───── Data records

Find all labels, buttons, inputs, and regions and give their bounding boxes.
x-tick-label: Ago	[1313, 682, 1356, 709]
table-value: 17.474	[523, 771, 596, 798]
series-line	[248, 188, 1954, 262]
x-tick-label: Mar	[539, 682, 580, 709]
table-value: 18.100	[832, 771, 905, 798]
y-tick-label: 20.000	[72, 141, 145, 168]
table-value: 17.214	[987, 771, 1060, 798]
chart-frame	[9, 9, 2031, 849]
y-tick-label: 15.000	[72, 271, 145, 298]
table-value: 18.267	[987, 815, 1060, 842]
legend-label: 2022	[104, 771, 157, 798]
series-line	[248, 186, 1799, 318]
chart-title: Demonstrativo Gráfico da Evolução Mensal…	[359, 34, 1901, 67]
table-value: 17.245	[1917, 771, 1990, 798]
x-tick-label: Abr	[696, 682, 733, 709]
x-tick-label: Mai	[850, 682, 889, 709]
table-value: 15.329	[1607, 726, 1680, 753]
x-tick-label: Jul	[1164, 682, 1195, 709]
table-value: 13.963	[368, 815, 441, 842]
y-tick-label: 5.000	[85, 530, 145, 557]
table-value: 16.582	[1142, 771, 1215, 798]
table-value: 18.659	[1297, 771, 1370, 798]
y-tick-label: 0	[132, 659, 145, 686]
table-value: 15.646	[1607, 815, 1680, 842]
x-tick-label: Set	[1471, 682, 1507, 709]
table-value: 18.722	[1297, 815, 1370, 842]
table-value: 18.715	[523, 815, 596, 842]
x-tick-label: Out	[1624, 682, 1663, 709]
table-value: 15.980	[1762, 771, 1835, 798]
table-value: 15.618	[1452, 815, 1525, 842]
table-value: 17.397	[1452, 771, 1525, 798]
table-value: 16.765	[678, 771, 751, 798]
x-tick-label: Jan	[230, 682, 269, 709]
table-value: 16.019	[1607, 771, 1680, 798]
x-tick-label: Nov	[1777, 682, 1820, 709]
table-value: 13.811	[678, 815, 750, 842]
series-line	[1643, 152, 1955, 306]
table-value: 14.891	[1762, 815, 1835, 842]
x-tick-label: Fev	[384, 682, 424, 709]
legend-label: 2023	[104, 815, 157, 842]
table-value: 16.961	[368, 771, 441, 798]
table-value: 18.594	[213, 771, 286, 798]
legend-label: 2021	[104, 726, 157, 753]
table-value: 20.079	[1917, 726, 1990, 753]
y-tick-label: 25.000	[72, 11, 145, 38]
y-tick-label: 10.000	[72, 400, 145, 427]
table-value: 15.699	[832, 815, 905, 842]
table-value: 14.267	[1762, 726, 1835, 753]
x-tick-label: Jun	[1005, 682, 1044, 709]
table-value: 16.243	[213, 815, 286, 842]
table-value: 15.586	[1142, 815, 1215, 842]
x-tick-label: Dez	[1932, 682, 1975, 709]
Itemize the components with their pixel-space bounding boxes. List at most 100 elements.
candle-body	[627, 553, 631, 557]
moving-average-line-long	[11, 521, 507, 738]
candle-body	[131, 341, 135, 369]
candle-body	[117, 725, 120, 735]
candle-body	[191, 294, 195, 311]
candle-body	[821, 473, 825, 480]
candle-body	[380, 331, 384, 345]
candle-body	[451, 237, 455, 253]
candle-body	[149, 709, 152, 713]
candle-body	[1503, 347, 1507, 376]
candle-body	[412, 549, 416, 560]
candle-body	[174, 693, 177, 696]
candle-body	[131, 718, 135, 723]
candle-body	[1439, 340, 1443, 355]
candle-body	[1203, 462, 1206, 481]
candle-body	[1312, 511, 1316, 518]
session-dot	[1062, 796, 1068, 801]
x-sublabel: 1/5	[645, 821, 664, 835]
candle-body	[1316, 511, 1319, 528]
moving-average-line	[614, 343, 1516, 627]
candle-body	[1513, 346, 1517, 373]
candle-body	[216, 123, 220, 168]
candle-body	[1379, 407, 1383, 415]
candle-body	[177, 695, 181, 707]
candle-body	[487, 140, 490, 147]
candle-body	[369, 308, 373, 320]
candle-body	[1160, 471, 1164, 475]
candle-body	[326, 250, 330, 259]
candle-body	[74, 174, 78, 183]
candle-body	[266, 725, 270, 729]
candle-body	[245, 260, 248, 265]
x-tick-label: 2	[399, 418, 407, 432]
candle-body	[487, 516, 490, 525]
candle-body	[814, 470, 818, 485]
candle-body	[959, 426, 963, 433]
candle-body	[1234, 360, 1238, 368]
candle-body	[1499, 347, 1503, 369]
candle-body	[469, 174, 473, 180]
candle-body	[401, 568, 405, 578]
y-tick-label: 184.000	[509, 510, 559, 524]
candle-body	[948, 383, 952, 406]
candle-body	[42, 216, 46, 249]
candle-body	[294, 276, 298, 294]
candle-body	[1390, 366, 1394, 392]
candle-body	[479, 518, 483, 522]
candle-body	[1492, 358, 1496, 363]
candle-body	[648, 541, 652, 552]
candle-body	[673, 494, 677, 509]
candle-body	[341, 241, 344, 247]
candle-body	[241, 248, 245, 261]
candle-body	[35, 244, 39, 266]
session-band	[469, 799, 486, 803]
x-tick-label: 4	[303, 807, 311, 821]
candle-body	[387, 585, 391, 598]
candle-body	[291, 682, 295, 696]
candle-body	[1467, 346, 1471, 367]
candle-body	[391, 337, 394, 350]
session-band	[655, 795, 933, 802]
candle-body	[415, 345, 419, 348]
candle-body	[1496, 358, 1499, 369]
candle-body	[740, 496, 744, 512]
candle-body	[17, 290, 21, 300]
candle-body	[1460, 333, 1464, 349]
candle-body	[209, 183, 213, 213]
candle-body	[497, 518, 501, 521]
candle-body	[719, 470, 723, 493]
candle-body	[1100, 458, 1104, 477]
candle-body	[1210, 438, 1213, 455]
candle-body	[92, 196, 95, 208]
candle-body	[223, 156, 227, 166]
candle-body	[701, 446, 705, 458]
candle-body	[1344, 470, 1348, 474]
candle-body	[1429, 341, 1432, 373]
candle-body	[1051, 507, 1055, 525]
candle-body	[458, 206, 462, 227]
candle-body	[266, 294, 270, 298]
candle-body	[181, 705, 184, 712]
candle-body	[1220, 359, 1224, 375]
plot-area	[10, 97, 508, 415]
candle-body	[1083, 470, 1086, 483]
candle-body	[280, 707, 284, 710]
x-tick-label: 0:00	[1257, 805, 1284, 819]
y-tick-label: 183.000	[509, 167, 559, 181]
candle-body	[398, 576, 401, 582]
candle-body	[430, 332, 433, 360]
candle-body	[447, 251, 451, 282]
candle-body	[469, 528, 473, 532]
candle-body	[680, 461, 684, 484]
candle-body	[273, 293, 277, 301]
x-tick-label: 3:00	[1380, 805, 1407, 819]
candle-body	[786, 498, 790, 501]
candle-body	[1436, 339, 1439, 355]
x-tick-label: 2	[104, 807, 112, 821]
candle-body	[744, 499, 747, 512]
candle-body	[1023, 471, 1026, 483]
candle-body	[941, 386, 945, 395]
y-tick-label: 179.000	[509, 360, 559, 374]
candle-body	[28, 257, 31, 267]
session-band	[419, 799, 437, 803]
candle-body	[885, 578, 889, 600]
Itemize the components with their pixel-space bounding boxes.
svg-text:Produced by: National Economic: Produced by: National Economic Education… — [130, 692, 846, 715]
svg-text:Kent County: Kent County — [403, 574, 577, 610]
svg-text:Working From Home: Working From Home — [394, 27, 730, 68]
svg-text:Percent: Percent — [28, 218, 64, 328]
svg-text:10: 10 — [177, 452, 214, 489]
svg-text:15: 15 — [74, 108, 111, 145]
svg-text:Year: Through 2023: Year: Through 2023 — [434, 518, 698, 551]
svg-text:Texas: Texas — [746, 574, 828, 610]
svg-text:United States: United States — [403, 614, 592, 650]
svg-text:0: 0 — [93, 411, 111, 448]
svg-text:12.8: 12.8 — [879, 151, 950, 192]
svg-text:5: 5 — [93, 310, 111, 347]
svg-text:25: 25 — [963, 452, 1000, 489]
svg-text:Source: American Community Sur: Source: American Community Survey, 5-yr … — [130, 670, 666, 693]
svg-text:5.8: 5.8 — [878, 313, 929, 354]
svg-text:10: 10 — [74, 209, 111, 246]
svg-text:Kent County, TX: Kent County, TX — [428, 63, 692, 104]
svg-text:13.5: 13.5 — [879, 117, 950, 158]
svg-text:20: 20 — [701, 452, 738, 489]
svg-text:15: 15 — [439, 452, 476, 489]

──────────

Copy the records above word for word, starting at the first line and ending at the line that contains "815, 1680, 842]".

Response to this task:
Find all labels, buttons, inputs, and regions and give their bounding boxes.
x-tick-label: Ago	[1313, 682, 1356, 709]
table-value: 17.474	[523, 771, 596, 798]
series-line	[248, 188, 1954, 262]
x-tick-label: Mar	[539, 682, 580, 709]
table-value: 18.100	[832, 771, 905, 798]
y-tick-label: 20.000	[72, 141, 145, 168]
table-value: 17.214	[987, 771, 1060, 798]
chart-frame	[9, 9, 2031, 849]
y-tick-label: 15.000	[72, 271, 145, 298]
table-value: 18.267	[987, 815, 1060, 842]
legend-label: 2022	[104, 771, 157, 798]
series-line	[248, 186, 1799, 318]
chart-title: Demonstrativo Gráfico da Evolução Mensal…	[359, 34, 1901, 67]
table-value: 17.245	[1917, 771, 1990, 798]
x-tick-label: Abr	[696, 682, 733, 709]
x-tick-label: Mai	[850, 682, 889, 709]
table-value: 15.329	[1607, 726, 1680, 753]
x-tick-label: Jul	[1164, 682, 1195, 709]
table-value: 13.963	[368, 815, 441, 842]
y-tick-label: 5.000	[85, 530, 145, 557]
table-value: 16.582	[1142, 771, 1215, 798]
table-value: 18.659	[1297, 771, 1370, 798]
y-tick-label: 0	[132, 659, 145, 686]
table-value: 15.646	[1607, 815, 1680, 842]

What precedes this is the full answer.